Record extracts:
= = =
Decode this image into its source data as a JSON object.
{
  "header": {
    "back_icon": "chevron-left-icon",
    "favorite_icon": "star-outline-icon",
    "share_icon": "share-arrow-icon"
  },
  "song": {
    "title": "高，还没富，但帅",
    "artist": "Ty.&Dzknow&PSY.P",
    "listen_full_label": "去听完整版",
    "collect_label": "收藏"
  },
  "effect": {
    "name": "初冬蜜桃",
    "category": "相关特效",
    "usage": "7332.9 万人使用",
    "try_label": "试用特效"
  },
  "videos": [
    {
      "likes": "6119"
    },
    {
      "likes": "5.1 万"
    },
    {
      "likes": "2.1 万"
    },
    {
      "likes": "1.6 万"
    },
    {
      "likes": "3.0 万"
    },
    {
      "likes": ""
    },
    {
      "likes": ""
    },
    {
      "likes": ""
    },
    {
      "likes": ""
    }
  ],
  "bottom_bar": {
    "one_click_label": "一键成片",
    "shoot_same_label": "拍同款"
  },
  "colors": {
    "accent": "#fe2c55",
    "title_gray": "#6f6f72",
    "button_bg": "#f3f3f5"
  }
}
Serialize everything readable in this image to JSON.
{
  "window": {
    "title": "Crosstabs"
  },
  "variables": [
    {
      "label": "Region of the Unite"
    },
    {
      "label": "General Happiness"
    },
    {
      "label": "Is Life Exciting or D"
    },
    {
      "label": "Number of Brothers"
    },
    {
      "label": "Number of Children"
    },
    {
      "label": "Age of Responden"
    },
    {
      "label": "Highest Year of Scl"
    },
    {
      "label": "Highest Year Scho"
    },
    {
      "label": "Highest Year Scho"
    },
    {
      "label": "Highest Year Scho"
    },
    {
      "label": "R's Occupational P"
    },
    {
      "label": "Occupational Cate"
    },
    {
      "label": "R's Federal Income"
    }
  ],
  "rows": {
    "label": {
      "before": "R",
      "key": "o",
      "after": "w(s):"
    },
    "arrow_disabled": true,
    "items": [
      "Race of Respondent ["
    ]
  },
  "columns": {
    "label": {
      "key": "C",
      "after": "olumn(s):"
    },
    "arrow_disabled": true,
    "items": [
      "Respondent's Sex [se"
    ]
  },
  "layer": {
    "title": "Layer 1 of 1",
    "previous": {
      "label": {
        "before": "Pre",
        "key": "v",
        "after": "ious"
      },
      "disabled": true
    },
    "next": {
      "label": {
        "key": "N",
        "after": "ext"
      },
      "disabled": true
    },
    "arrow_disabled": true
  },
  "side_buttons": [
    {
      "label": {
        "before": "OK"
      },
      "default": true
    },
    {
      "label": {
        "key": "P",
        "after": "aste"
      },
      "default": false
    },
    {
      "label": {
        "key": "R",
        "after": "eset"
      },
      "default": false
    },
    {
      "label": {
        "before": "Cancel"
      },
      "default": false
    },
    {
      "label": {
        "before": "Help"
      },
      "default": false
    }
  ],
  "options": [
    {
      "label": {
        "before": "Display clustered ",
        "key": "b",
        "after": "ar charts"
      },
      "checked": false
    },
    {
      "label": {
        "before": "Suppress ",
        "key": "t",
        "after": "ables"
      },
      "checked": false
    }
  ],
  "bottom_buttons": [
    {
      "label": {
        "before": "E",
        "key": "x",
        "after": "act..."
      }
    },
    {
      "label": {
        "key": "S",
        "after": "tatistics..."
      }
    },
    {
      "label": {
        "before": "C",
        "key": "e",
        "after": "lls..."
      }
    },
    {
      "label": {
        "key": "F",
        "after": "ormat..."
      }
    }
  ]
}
= = =
The listing above must be transcribed exactly, line by line.

Response to this task:
Decode this image into its source data as a JSON object.
{
  "header": {
    "back_icon": "chevron-left-icon",
    "favorite_icon": "star-outline-icon",
    "share_icon": "share-arrow-icon"
  },
  "song": {
    "title": "高，还没富，但帅",
    "artist": "Ty.&Dzknow&PSY.P",
    "listen_full_label": "去听完整版",
    "collect_label": "收藏"
  },
  "effect": {
    "name": "初冬蜜桃",
    "category": "相关特效",
    "usage": "7332.9 万人使用",
    "try_label": "试用特效"
  },
  "videos": [
    {
      "likes": "6119"
    },
    {
      "likes": "5.1 万"
    },
    {
      "likes": "2.1 万"
    },
    {
      "likes": "1.6 万"
    },
    {
      "likes": "3.0 万"
    },
    {
      "likes": ""
    },
    {
      "likes": ""
    },
    {
      "likes": ""
    },
    {
      "likes": ""
    }
  ],
  "bottom_bar": {
    "one_click_label": "一键成片",
    "shoot_same_label": "拍同款"
  },
  "colors": {
    "accent": "#fe2c55",
    "title_gray": "#6f6f72",
    "button_bg": "#f3f3f5"
  }
}
Serialize everything readable in this image to JSON.
{
  "window": {
    "title": "Crosstabs"
  },
  "variables": [
    {
      "label": "Region of the Unite"
    },
    {
      "label": "General Happiness"
    },
    {
      "label": "Is Life Exciting or D"
    },
    {
      "label": "Number of Brothers"
    },
    {
      "label": "Number of Children"
    },
    {
      "label": "Age of Responden"
    },
    {
      "label": "Highest Year of Scl"
    },
    {
      "label": "Highest Year Scho"
    },
    {
      "label": "Highest Year Scho"
    },
    {
      "label": "Highest Year Scho"
    },
    {
      "label": "R's Occupational P"
    },
    {
      "label": "Occupational Cate"
    },
    {
      "label": "R's Federal Income"
    }
  ],
  "rows": {
    "label": {
      "before": "R",
      "key": "o",
      "after": "w(s):"
    },
    "arrow_disabled": true,
    "items": [
      "Race of Respondent ["
    ]
  },
  "columns": {
    "label": {
      "key": "C",
      "after": "olumn(s):"
    },
    "arrow_disabled": true,
    "items": [
      "Respondent's Sex [se"
    ]
  },
  "layer": {
    "title": "Layer 1 of 1",
    "previous": {
      "label": {
        "before": "Pre",
        "key": "v",
        "after": "ious"
      },
      "disabled": true
    },
    "next": {
      "label": {
        "key": "N",
        "after": "ext"
      },
      "disabled": true
    },
    "arrow_disabled": true
  },
  "side_buttons": [
    {
      "label": {
        "before": "OK"
      },
      "default": true
    },
    {
      "label": {
        "key": "P",
        "after": "aste"
      },
      "default": false
    },
    {
      "label": {
        "key": "R",
        "after": "eset"
      },
      "default": false
    },
    {
      "label": {
        "before": "Cancel"
      },
      "default": false
    },
    {
      "label": {
        "before": "Help"
      },
      "default": false
    }
  ],
  "options": [
    {
      "label": {
        "before": "Display clustered ",
        "key": "b",
        "after": "ar charts"
      },
      "checked": false
    },
    {
      "label": {
        "before": "Suppress ",
        "key": "t",
        "after": "ables"
      },
      "checked": false
    }
  ],
  "bottom_buttons": [
    {
      "label": {
        "before": "E",
        "key": "x",
        "after": "act..."
      }
    },
    {
      "label": {
        "key": "S",
        "after": "tatistics..."
      }
    },
    {
      "label": {
        "before": "C",
        "key": "e",
        "after": "lls..."
      }
    },
    {
      "label": {
        "key": "F",
        "after": "ormat..."
      }
    }
  ]
}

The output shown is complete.